Series of computer monitors sold by Apple Computer, Inc.

The Apple Studio Display is a series of non-widescreen LCD and CRT displays manufactured and sold by Apple Computer, Inc. and introduced in 1998. After the 1999 introduction of the widescreen Apple Cinema Display, the Apple Studio Display line ran concurrently until it was discontinued in 2004. With the exception of the last model, the 5:4 17" Apple Studio Display, all Apple Studio Displays had an aspect ratio of 4:3.

Apple Studio Displays offered DB-15, VGA, DVI, and ADC as their display input. Some inputs Apple Studio Displays used were USB, Composite video, S-Video, ADB, RCA audio connectors, and headphone jacks.

Apple reused the "Studio Display" name nearly 18 years later for a different display model, launched in March 2022.

==Models==
===LCD models (1998-2003)===
The first Apple display using LCD technology was known as the Apple Studio Display (15-inch flat panel). It was introduced at the 1998 Seybold Seminars Expo alongside the Power Macintosh G3/300 DT and had an initial retail price of US$1,999. MacWorld Magazine's Seybold conference coverage said the pricing "would have been considered aggressive a few months ago, but given recently plummeting prices for LCD monitors, Apple's display should be in the middle of the pack."

It has DA-15 connector for connecting the display to a computer, and 2 ADB ports, an S-Video and Composite video port, as well as RCA audio connectors and a headphone jack. Although it was intended to be paired with the Power Macintosh G3, its blue and translucent plastic design was ahead of G3 which were still beige. It is the first translucent Apple product since the eMate, predating the iMac G3 by a few months. The Studio Display requires System 7.5 or later, and has a brightness of 180 cd/m2.

====Power Macintosh G3 Blue and White Styling====
The Studio Display received its first major revision at MacWorld January 1999 with "ice white" and "blueberry" styling to match the new Power Macintosh G3 Blue and White, a brighter panel (200 cd/m2), and a lower retail price of US$1,099.

In August 1999, it was replaced with a model featuring DVI and USB ports with a white and graphite exterior styling.

Data supplied
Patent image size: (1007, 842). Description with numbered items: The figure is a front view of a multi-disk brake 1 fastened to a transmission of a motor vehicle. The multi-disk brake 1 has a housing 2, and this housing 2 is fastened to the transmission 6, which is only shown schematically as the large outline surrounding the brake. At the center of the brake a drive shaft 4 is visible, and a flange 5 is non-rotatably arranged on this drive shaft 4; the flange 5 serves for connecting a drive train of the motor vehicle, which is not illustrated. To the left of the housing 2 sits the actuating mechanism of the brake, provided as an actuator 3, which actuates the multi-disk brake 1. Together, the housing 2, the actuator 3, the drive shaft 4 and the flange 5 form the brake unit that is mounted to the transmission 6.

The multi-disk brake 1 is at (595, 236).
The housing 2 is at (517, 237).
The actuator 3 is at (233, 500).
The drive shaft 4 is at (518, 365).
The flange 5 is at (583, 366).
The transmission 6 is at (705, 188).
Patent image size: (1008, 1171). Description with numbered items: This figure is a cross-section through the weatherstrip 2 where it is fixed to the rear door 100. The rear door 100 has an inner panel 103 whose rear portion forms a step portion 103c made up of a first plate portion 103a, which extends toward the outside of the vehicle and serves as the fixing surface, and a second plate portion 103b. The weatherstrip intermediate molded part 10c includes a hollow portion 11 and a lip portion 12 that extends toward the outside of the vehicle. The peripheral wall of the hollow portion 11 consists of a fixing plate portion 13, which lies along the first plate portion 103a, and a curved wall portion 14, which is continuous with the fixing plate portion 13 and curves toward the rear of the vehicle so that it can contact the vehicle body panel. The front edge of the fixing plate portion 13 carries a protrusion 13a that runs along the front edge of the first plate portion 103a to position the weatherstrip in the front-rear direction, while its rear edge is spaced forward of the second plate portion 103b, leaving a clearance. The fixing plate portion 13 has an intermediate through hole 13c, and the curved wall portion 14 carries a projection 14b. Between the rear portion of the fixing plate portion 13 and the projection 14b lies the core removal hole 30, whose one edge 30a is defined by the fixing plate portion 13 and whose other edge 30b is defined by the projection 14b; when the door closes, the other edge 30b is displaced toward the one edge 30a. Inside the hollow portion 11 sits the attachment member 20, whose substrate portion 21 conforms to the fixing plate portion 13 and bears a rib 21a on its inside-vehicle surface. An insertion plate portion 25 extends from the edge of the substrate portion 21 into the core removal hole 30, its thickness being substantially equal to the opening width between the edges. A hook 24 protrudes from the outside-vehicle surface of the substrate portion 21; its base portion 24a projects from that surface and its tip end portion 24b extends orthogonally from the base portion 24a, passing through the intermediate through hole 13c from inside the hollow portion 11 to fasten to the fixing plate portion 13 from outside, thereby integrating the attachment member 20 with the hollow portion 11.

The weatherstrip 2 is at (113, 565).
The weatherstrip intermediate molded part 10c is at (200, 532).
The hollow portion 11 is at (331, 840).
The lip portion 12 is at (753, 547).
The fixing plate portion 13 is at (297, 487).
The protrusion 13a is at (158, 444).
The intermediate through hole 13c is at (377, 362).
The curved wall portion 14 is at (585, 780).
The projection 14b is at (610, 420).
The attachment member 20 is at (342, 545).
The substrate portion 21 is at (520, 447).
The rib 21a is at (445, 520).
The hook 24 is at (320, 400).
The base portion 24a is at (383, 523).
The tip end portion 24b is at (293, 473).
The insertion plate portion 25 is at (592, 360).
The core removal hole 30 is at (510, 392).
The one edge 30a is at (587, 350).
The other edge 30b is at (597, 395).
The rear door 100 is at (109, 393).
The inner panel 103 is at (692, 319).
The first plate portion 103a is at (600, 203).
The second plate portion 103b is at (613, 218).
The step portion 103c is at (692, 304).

Tasks to complete
• a. Answer these questions from the Apple Studio Display excerpt:
(i) In what year was the Apple Studio Display line discontinued?
(ii) What was the initial retail price of the Apple Studio Display (15-inch flat panel)?
(iii) What was the panel brightness of the model revised at MacWorld January 1999?
• b. Write out the Apple Studio Display excerpt from "It has DA-15" up to and including "price of US$1,099.", keeping every word unchanged.
The items have no connection to the Apple Studio Display excerpt.

Task solutions
• a.
(i) 2004
(ii) US$1,999
(iii) 200 cd/m2

• b.
It has DA-15 connector for connecting the display to a computer, and 2 ADB ports, an S-Video and Composite video port, as well as RCA audio connectors and a headphone jack. Although it was intended to be paired with the Power Macintosh G3, its blue and translucent plastic design was ahead of G3 which were still beige. It is the first translucent Apple product since the eMate, predating the iMac G3 by a few months. The Studio Display requires System 7.5 or later, and has a brightness of 180 cd/m2.

====Power Macintosh G3 Blue and White Styling====
The Studio Display received its first major revision at MacWorld January 1999 with "ice white" and "blueberry" styling to match the new Power Macintosh G3 Blue and White, a brighter panel (200 cd/m2), and a lower retail price of US$1,099.